▶ [Figure dataset records]:
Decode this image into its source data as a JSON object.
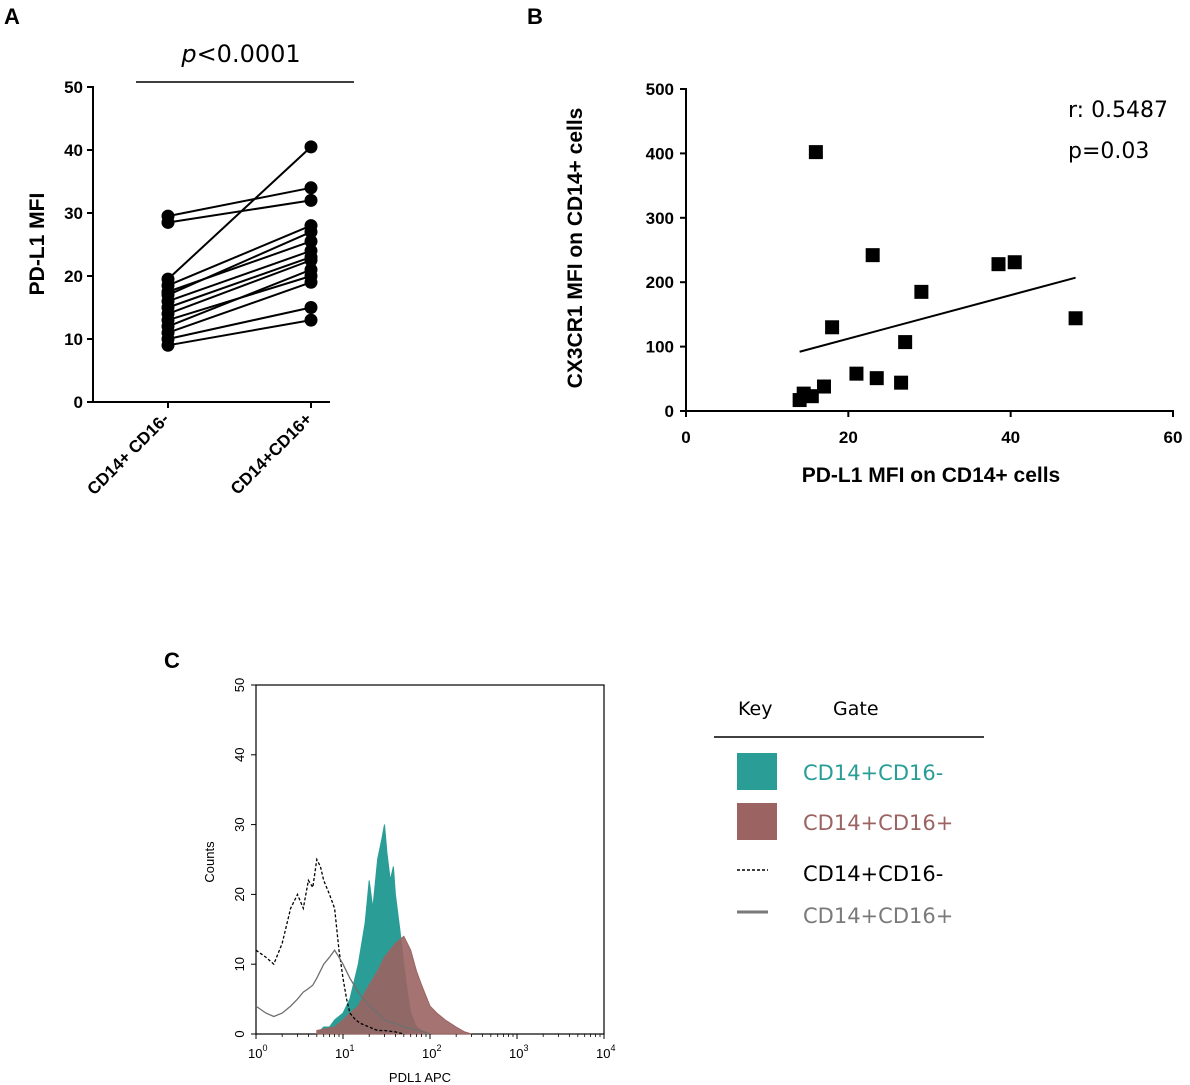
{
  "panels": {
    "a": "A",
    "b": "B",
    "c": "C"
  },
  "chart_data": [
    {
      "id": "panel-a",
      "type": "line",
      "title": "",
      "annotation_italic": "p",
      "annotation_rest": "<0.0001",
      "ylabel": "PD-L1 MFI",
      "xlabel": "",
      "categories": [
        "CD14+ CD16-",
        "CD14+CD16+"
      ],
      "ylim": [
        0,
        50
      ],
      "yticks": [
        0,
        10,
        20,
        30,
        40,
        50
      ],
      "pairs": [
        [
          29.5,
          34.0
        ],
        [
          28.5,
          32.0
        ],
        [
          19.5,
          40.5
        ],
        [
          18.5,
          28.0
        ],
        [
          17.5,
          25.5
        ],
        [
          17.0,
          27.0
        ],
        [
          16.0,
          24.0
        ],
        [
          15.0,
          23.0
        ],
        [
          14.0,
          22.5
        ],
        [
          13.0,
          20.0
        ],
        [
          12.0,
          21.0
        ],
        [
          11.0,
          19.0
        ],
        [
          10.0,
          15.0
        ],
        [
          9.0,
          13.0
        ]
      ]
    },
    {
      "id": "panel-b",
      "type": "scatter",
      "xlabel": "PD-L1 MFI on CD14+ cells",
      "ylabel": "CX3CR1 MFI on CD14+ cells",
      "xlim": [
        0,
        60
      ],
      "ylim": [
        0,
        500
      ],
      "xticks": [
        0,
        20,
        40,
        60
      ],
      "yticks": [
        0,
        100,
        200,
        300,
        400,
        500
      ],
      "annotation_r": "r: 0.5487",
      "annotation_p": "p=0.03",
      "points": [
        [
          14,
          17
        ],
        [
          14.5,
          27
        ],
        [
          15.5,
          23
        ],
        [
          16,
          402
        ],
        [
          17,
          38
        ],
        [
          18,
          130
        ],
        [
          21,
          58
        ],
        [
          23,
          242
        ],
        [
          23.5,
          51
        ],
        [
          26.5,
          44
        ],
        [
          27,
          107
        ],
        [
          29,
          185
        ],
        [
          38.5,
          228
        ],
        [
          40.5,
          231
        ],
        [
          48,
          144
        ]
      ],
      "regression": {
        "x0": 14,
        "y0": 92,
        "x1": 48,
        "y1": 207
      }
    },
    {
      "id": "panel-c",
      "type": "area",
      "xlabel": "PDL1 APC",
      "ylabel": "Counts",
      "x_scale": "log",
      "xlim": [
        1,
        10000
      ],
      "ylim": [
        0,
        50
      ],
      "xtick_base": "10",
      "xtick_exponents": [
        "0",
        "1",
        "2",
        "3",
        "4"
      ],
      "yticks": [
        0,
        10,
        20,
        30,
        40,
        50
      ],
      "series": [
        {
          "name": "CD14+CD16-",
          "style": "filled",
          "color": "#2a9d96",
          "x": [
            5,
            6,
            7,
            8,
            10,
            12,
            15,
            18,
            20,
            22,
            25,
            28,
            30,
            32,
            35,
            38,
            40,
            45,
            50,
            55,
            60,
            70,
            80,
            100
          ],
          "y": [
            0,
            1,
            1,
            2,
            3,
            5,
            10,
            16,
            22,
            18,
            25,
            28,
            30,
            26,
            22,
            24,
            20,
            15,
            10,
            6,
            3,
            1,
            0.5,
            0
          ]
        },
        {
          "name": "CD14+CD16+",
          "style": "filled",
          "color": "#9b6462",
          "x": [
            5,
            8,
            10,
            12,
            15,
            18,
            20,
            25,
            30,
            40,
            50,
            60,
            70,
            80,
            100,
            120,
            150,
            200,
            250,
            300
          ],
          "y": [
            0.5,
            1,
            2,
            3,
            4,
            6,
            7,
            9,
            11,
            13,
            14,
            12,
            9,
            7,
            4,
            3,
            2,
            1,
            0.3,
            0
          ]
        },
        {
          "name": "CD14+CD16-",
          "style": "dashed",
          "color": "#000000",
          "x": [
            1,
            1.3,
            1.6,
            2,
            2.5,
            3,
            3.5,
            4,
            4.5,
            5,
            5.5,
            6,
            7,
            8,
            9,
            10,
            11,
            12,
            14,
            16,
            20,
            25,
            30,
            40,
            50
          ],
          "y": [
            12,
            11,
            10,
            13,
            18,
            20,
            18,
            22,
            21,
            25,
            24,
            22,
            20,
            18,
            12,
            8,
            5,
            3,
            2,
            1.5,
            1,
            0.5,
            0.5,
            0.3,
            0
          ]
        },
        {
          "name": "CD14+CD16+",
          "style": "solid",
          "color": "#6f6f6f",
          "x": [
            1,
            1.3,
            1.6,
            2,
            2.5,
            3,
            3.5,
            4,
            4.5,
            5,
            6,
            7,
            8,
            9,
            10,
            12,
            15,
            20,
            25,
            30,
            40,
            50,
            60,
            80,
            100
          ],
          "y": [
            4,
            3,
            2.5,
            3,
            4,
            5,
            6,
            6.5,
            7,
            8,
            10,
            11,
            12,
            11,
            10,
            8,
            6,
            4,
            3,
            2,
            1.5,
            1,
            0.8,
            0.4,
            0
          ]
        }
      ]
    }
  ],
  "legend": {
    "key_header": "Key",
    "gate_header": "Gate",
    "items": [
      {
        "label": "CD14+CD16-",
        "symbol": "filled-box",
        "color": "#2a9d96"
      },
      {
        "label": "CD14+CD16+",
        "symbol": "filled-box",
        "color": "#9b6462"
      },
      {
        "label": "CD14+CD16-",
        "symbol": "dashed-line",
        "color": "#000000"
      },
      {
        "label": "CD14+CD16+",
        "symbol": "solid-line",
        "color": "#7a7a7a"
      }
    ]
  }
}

▶ [EXERCISE GOAL]:
Return every line above word for word, minus images.

▶ [SOLUTION TO THE EXERCISE]:
Decode this image into its source data as a JSON object.
{
  "panels": {
    "a": "A",
    "b": "B",
    "c": "C"
  },
  "chart_data": [
    {
      "id": "panel-a",
      "type": "line",
      "title": "",
      "annotation_italic": "p",
      "annotation_rest": "<0.0001",
      "ylabel": "PD-L1 MFI",
      "xlabel": "",
      "categories": [
        "CD14+ CD16-",
        "CD14+CD16+"
      ],
      "ylim": [
        0,
        50
      ],
      "yticks": [
        0,
        10,
        20,
        30,
        40,
        50
      ],
      "pairs": [
        [
          29.5,
          34.0
        ],
        [
          28.5,
          32.0
        ],
        [
          19.5,
          40.5
        ],
        [
          18.5,
          28.0
        ],
        [
          17.5,
          25.5
        ],
        [
          17.0,
          27.0
        ],
        [
          16.0,
          24.0
        ],
        [
          15.0,
          23.0
        ],
        [
          14.0,
          22.5
        ],
        [
          13.0,
          20.0
        ],
        [
          12.0,
          21.0
        ],
        [
          11.0,
          19.0
        ],
        [
          10.0,
          15.0
        ],
        [
          9.0,
          13.0
        ]
      ]
    },
    {
      "id": "panel-b",
      "type": "scatter",
      "xlabel": "PD-L1 MFI on CD14+ cells",
      "ylabel": "CX3CR1 MFI on CD14+ cells",
      "xlim": [
        0,
        60
      ],
      "ylim": [
        0,
        500
      ],
      "xticks": [
        0,
        20,
        40,
        60
      ],
      "yticks": [
        0,
        100,
        200,
        300,
        400,
        500
      ],
      "annotation_r": "r: 0.5487",
      "annotation_p": "p=0.03",
      "points": [
        [
          14,
          17
        ],
        [
          14.5,
          27
        ],
        [
          15.5,
          23
        ],
        [
          16,
          402
        ],
        [
          17,
          38
        ],
        [
          18,
          130
        ],
        [
          21,
          58
        ],
        [
          23,
          242
        ],
        [
          23.5,
          51
        ],
        [
          26.5,
          44
        ],
        [
          27,
          107
        ],
        [
          29,
          185
        ],
        [
          38.5,
          228
        ],
        [
          40.5,
          231
        ],
        [
          48,
          144
        ]
      ],
      "regression": {
        "x0": 14,
        "y0": 92,
        "x1": 48,
        "y1": 207
      }
    },
    {
      "id": "panel-c",
      "type": "area",
      "xlabel": "PDL1 APC",
      "ylabel": "Counts",
      "x_scale": "log",
      "xlim": [
        1,
        10000
      ],
      "ylim": [
        0,
        50
      ],
      "xtick_base": "10",
      "xtick_exponents": [
        "0",
        "1",
        "2",
        "3",
        "4"
      ],
      "yticks": [
        0,
        10,
        20,
        30,
        40,
        50
      ],
      "series": [
        {
          "name": "CD14+CD16-",
          "style": "filled",
          "color": "#2a9d96",
          "x": [
            5,
            6,
            7,
            8,
            10,
            12,
            15,
            18,
            20,
            22,
            25,
            28,
            30,
            32,
            35,
            38,
            40,
            45,
            50,
            55,
            60,
            70,
            80,
            100
          ],
          "y": [
            0,
            1,
            1,
            2,
            3,
            5,
            10,
            16,
            22,
            18,
            25,
            28,
            30,
            26,
            22,
            24,
            20,
            15,
            10,
            6,
            3,
            1,
            0.5,
            0
          ]
        },
        {
          "name": "CD14+CD16+",
          "style": "filled",
          "color": "#9b6462",
          "x": [
            5,
            8,
            10,
            12,
            15,
            18,
            20,
            25,
            30,
            40,
            50,
            60,
            70,
            80,
            100,
            120,
            150,
            200,
            250,
            300
          ],
          "y": [
            0.5,
            1,
            2,
            3,
            4,
            6,
            7,
            9,
            11,
            13,
            14,
            12,
            9,
            7,
            4,
            3,
            2,
            1,
            0.3,
            0
          ]
        },
        {
          "name": "CD14+CD16-",
          "style": "dashed",
          "color": "#000000",
          "x": [
            1,
            1.3,
            1.6,
            2,
            2.5,
            3,
            3.5,
            4,
            4.5,
            5,
            5.5,
            6,
            7,
            8,
            9,
            10,
            11,
            12,
            14,
            16,
            20,
            25,
            30,
            40,
            50
          ],
          "y": [
            12,
            11,
            10,
            13,
            18,
            20,
            18,
            22,
            21,
            25,
            24,
            22,
            20,
            18,
            12,
            8,
            5,
            3,
            2,
            1.5,
            1,
            0.5,
            0.5,
            0.3,
            0
          ]
        },
        {
          "name": "CD14+CD16+",
          "style": "solid",
          "color": "#6f6f6f",
          "x": [
            1,
            1.3,
            1.6,
            2,
            2.5,
            3,
            3.5,
            4,
            4.5,
            5,
            6,
            7,
            8,
            9,
            10,
            12,
            15,
            20,
            25,
            30,
            40,
            50,
            60,
            80,
            100
          ],
          "y": [
            4,
            3,
            2.5,
            3,
            4,
            5,
            6,
            6.5,
            7,
            8,
            10,
            11,
            12,
            11,
            10,
            8,
            6,
            4,
            3,
            2,
            1.5,
            1,
            0.8,
            0.4,
            0
          ]
        }
      ]
    }
  ],
  "legend": {
    "key_header": "Key",
    "gate_header": "Gate",
    "items": [
      {
        "label": "CD14+CD16-",
        "symbol": "filled-box",
        "color": "#2a9d96"
      },
      {
        "label": "CD14+CD16+",
        "symbol": "filled-box",
        "color": "#9b6462"
      },
      {
        "label": "CD14+CD16-",
        "symbol": "dashed-line",
        "color": "#000000"
      },
      {
        "label": "CD14+CD16+",
        "symbol": "solid-line",
        "color": "#7a7a7a"
      }
    ]
  }
}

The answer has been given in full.